### Requirement
Collect the lines of the entries where "name" shows up.

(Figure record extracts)
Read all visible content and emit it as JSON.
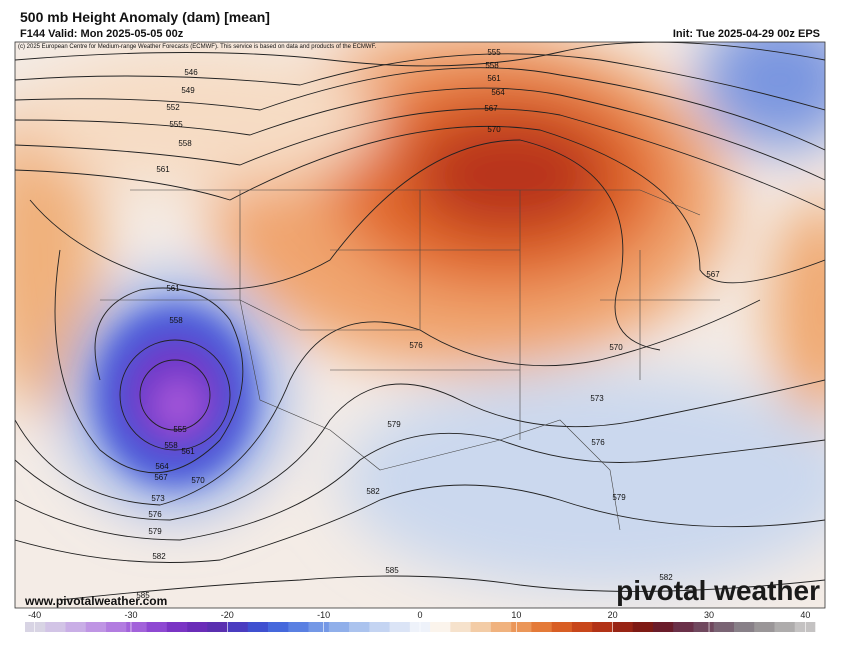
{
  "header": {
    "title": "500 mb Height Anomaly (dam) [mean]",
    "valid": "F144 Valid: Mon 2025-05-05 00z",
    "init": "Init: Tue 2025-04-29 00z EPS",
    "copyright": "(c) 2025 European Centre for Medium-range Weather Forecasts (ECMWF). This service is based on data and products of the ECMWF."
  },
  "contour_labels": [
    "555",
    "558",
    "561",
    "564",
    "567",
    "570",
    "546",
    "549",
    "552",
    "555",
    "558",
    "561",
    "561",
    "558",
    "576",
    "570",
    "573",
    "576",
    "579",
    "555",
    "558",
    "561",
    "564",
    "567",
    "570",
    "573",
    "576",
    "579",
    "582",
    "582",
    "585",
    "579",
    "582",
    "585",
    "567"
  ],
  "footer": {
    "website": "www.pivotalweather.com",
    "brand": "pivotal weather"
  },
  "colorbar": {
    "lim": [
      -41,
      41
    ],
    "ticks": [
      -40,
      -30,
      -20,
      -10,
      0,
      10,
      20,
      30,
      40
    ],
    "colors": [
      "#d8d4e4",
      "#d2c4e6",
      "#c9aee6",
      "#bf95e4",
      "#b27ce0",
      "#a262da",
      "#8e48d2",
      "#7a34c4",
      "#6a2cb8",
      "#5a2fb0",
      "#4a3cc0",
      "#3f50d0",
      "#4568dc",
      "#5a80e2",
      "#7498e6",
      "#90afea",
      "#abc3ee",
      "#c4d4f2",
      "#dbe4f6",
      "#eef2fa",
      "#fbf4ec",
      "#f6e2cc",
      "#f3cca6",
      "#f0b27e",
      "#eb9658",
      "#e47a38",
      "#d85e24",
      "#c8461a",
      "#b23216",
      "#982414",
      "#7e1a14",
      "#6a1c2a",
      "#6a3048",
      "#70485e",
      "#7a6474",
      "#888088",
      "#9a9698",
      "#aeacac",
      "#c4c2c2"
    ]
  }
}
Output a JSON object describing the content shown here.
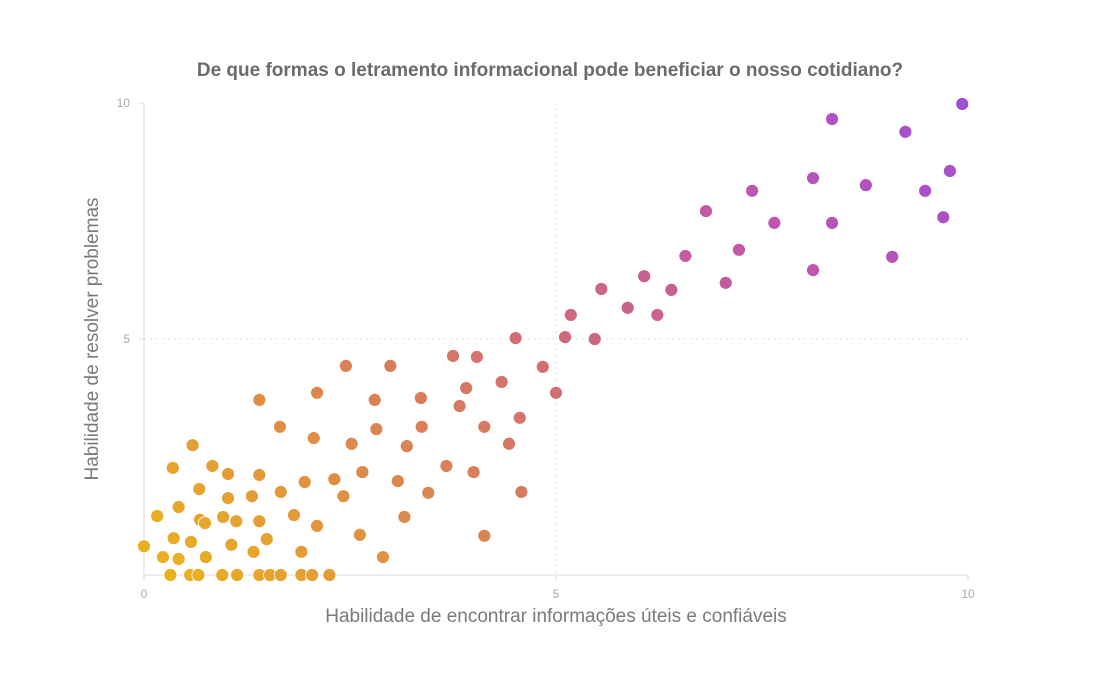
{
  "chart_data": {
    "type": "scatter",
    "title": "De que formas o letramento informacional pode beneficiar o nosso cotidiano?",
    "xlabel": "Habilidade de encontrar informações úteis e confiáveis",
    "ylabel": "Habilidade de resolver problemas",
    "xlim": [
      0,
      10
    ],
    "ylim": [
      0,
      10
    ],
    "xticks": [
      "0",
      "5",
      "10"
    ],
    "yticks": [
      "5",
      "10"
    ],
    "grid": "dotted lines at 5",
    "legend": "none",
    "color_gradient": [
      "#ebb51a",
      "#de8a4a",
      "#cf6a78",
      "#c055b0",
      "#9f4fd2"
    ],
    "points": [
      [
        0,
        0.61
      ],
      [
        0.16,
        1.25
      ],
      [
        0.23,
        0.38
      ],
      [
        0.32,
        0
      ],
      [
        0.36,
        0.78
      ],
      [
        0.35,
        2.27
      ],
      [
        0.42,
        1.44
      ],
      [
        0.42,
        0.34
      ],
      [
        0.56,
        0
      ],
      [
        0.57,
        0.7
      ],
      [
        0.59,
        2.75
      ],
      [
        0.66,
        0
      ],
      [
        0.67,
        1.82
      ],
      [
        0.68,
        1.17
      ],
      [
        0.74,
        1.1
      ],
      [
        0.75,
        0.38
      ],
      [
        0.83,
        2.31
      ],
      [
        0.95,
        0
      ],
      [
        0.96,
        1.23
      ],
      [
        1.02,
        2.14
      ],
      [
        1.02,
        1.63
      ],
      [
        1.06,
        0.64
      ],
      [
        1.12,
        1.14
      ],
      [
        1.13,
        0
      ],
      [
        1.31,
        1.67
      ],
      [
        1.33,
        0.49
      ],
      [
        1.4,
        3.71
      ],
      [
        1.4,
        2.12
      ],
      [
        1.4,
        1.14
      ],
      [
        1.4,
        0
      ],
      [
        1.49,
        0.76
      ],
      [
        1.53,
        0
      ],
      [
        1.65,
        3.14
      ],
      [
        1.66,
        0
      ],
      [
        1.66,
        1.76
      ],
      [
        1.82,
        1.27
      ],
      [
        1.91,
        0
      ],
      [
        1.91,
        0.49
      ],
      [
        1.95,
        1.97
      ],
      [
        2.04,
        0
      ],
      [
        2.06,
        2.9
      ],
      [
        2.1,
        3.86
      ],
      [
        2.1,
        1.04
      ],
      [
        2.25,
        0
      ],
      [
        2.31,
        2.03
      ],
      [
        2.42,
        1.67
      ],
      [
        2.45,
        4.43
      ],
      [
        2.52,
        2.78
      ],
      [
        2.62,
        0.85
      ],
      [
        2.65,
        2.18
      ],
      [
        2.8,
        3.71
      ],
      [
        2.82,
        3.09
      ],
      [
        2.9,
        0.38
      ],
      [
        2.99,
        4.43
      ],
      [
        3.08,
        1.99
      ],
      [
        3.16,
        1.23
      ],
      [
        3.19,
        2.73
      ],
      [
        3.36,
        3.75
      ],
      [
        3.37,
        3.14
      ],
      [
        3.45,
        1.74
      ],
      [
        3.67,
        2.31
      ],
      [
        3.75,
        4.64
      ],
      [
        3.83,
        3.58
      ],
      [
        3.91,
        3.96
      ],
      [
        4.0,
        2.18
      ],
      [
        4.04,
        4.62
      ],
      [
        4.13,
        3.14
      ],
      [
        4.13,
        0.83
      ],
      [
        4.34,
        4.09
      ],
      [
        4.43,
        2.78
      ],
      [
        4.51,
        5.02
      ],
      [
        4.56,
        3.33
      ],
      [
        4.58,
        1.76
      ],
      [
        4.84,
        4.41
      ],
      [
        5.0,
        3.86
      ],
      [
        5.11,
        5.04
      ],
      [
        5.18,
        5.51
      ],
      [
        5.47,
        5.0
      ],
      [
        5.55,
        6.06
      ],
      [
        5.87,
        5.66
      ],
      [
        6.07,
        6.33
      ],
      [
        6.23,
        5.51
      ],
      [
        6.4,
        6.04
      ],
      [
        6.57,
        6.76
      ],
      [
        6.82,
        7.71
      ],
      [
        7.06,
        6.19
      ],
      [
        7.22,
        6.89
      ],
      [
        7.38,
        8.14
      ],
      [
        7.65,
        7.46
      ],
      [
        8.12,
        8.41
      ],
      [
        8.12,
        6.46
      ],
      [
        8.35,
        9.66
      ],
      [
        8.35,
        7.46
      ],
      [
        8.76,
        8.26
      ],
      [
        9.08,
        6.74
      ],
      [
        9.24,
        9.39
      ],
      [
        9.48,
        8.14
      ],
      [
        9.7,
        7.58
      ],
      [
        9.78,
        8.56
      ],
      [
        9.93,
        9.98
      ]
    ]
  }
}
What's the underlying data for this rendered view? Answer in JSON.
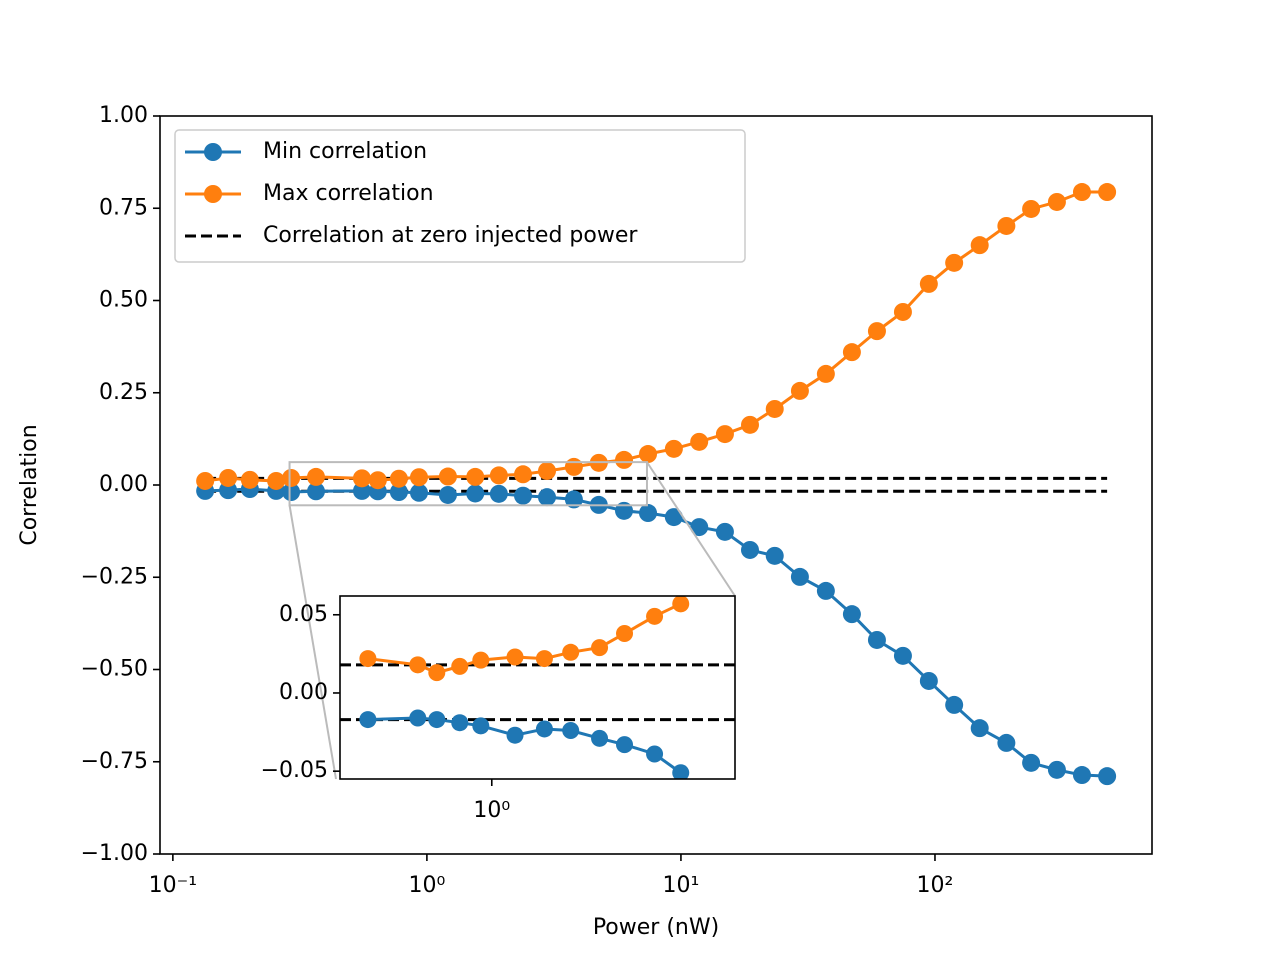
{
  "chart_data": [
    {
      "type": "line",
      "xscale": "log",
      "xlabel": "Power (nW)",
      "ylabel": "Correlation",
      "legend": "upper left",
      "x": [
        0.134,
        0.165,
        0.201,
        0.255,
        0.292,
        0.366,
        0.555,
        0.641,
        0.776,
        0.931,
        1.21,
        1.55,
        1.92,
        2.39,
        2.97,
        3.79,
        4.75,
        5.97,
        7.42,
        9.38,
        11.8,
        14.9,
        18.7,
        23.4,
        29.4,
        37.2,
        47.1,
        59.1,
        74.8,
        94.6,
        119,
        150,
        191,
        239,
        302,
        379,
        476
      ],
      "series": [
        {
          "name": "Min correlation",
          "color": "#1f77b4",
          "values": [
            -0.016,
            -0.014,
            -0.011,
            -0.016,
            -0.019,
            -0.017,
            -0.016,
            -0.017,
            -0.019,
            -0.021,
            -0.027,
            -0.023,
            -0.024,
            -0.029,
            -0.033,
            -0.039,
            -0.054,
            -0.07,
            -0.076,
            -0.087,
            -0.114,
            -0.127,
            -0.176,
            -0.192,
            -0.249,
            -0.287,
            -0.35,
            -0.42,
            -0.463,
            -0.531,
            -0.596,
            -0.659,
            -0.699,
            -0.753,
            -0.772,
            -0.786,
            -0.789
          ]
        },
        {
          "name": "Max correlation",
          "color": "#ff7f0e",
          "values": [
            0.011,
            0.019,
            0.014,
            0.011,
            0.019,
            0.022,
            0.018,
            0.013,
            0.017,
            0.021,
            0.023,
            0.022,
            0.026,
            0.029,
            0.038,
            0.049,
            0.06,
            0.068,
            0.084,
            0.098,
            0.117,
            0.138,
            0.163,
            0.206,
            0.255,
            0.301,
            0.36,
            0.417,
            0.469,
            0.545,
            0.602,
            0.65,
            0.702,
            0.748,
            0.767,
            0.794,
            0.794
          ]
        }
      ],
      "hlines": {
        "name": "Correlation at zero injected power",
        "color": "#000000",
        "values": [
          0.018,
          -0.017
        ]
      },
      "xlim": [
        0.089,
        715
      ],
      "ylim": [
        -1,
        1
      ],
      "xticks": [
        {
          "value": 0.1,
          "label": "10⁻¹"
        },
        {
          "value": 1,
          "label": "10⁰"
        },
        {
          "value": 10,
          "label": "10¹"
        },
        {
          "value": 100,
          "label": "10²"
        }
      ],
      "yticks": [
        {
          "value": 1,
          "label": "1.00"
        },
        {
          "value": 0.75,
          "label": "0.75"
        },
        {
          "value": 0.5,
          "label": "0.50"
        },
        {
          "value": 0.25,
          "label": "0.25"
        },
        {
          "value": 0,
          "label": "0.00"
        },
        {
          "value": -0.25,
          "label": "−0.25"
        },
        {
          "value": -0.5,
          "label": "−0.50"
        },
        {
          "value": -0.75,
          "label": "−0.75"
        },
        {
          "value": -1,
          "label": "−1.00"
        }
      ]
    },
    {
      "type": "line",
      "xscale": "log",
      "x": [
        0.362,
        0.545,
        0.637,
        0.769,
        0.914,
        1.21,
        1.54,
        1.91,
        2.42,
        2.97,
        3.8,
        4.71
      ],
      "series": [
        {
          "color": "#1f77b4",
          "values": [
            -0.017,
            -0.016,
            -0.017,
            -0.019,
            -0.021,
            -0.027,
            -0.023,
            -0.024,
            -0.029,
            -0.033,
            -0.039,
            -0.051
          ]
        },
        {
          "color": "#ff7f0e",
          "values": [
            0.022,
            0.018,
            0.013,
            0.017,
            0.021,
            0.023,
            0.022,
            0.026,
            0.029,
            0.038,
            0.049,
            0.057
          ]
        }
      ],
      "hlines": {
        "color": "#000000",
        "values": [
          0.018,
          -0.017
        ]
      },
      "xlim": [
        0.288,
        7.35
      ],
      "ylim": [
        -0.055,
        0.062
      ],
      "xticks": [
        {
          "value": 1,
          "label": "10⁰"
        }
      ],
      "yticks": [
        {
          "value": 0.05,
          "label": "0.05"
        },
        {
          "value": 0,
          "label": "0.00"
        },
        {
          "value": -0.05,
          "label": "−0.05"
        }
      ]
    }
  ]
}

### Reply
          "name": "Min correlation",
          "name": "Max correlation",
        "name": "Correlation at zero injected power",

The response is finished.